-- Begin SUPPLIED RECORDS --

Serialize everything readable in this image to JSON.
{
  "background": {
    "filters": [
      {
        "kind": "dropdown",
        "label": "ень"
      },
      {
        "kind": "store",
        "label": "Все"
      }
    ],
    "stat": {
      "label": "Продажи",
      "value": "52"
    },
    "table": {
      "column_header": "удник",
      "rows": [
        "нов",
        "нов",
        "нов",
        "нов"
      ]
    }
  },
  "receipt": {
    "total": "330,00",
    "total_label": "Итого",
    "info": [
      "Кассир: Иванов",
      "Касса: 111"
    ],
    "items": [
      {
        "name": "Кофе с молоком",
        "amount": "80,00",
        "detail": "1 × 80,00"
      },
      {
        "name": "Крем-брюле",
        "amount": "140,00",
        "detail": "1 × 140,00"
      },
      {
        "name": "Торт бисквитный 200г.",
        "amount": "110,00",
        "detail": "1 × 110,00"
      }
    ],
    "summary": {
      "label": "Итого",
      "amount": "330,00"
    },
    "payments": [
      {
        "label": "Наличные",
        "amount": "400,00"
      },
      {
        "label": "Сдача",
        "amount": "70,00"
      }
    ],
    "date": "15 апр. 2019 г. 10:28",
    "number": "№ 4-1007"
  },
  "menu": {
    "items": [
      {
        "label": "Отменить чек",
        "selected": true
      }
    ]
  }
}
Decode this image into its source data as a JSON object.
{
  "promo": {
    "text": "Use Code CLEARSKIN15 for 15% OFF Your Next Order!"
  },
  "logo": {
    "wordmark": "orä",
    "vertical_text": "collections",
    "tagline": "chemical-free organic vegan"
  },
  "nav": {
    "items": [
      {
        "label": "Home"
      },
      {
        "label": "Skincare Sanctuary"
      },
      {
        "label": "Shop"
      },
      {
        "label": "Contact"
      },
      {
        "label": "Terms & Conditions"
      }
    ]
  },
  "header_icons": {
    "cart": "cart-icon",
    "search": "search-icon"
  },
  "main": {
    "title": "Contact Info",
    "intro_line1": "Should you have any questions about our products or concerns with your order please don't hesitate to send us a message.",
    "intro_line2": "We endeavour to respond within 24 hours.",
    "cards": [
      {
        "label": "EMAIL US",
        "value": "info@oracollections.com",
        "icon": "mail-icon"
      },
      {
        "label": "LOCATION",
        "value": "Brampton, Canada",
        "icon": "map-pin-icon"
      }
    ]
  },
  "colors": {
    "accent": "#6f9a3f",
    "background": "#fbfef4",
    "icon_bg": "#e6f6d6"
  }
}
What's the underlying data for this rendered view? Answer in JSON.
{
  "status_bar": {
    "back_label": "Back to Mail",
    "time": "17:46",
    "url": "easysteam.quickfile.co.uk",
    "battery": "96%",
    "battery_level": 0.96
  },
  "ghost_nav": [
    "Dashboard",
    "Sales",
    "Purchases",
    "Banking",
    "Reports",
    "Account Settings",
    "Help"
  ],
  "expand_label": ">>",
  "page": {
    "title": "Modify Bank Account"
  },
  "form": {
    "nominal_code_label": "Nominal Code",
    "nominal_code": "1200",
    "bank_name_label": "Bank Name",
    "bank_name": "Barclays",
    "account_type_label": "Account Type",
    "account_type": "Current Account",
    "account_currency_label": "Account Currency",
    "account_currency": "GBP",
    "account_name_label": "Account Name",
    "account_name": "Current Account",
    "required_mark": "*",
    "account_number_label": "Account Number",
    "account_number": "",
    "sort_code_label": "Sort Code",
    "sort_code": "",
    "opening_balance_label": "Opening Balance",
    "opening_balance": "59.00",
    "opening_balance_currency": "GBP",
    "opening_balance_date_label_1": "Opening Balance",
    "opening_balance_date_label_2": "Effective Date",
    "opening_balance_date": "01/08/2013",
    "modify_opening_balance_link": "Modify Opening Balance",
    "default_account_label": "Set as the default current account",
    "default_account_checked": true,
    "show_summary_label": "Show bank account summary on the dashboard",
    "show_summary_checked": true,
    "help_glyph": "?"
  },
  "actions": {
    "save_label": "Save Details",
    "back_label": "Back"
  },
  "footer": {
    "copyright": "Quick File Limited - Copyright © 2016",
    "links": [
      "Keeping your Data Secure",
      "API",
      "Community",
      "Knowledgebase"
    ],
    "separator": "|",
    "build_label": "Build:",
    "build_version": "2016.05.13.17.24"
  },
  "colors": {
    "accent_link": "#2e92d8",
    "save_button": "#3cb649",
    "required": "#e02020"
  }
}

-- End SUPPLIED RECORDS --

REQUIREMENT
Write out every entry exactly as given.

OUTPUT OF THE EXERCISE
Serialize everything readable in this image to JSON.
{
  "background": {
    "filters": [
      {
        "kind": "dropdown",
        "label": "ень"
      },
      {
        "kind": "store",
        "label": "Все"
      }
    ],
    "stat": {
      "label": "Продажи",
      "value": "52"
    },
    "table": {
      "column_header": "удник",
      "rows": [
        "нов",
        "нов",
        "нов",
        "нов"
      ]
    }
  },
  "receipt": {
    "total": "330,00",
    "total_label": "Итого",
    "info": [
      "Кассир: Иванов",
      "Касса: 111"
    ],
    "items": [
      {
        "name": "Кофе с молоком",
        "amount": "80,00",
        "detail": "1 × 80,00"
      },
      {
        "name": "Крем-брюле",
        "amount": "140,00",
        "detail": "1 × 140,00"
      },
      {
        "name": "Торт бисквитный 200г.",
        "amount": "110,00",
        "detail": "1 × 110,00"
      }
    ],
    "summary": {
      "label": "Итого",
      "amount": "330,00"
    },
    "payments": [
      {
        "label": "Наличные",
        "amount": "400,00"
      },
      {
        "label": "Сдача",
        "amount": "70,00"
      }
    ],
    "date": "15 апр. 2019 г. 10:28",
    "number": "№ 4-1007"
  },
  "menu": {
    "items": [
      {
        "label": "Отменить чек",
        "selected": true
      }
    ]
  }
}
Decode this image into its source data as a JSON object.
{
  "promo": {
    "text": "Use Code CLEARSKIN15 for 15% OFF Your Next Order!"
  },
  "logo": {
    "wordmark": "orä",
    "vertical_text": "collections",
    "tagline": "chemical-free organic vegan"
  },
  "nav": {
    "items": [
      {
        "label": "Home"
      },
      {
        "label": "Skincare Sanctuary"
      },
      {
        "label": "Shop"
      },
      {
        "label": "Contact"
      },
      {
        "label": "Terms & Conditions"
      }
    ]
  },
  "header_icons": {
    "cart": "cart-icon",
    "search": "search-icon"
  },
  "main": {
    "title": "Contact Info",
    "intro_line1": "Should you have any questions about our products or concerns with your order please don't hesitate to send us a message.",
    "intro_line2": "We endeavour to respond within 24 hours.",
    "cards": [
      {
        "label": "EMAIL US",
        "value": "info@oracollections.com",
        "icon": "mail-icon"
      },
      {
        "label": "LOCATION",
        "value": "Brampton, Canada",
        "icon": "map-pin-icon"
      }
    ]
  },
  "colors": {
    "accent": "#6f9a3f",
    "background": "#fbfef4",
    "icon_bg": "#e6f6d6"
  }
}
What's the underlying data for this rendered view? Answer in JSON.
{
  "status_bar": {
    "back_label": "Back to Mail",
    "time": "17:46",
    "url": "easysteam.quickfile.co.uk",
    "battery": "96%",
    "battery_level": 0.96
  },
  "ghost_nav": [
    "Dashboard",
    "Sales",
    "Purchases",
    "Banking",
    "Reports",
    "Account Settings",
    "Help"
  ],
  "expand_label": ">>",
  "page": {
    "title": "Modify Bank Account"
  },
  "form": {
    "nominal_code_label": "Nominal Code",
    "nominal_code": "1200",
    "bank_name_label": "Bank Name",
    "bank_name": "Barclays",
    "account_type_label": "Account Type",
    "account_type": "Current Account",
    "account_currency_label": "Account Currency",
    "account_currency": "GBP",
    "account_name_label": "Account Name",
    "account_name": "Current Account",
    "required_mark": "*",
    "account_number_label": "Account Number",
    "account_number": "",
    "sort_code_label": "Sort Code",
    "sort_code": "",
    "opening_balance_label": "Opening Balance",
    "opening_balance": "59.00",
    "opening_balance_currency": "GBP",
    "opening_balance_date_label_1": "Opening Balance",
    "opening_balance_date_label_2": "Effective Date",
    "opening_balance_date": "01/08/2013",
    "modify_opening_balance_link": "Modify Opening Balance",
    "default_account_label": "Set as the default current account",
    "default_account_checked": true,
    "show_summary_label": "Show bank account summary on the dashboard",
    "show_summary_checked": true,
    "help_glyph": "?"
  },
  "actions": {
    "save_label": "Save Details",
    "back_label": "Back"
  },
  "footer": {
    "copyright": "Quick File Limited - Copyright © 2016",
    "links": [
      "Keeping your Data Secure",
      "API",
      "Community",
      "Knowledgebase"
    ],
    "separator": "|",
    "build_label": "Build:",
    "build_version": "2016.05.13.17.24"
  },
  "colors": {
    "accent_link": "#2e92d8",
    "save_button": "#3cb649",
    "required": "#e02020"
  }
}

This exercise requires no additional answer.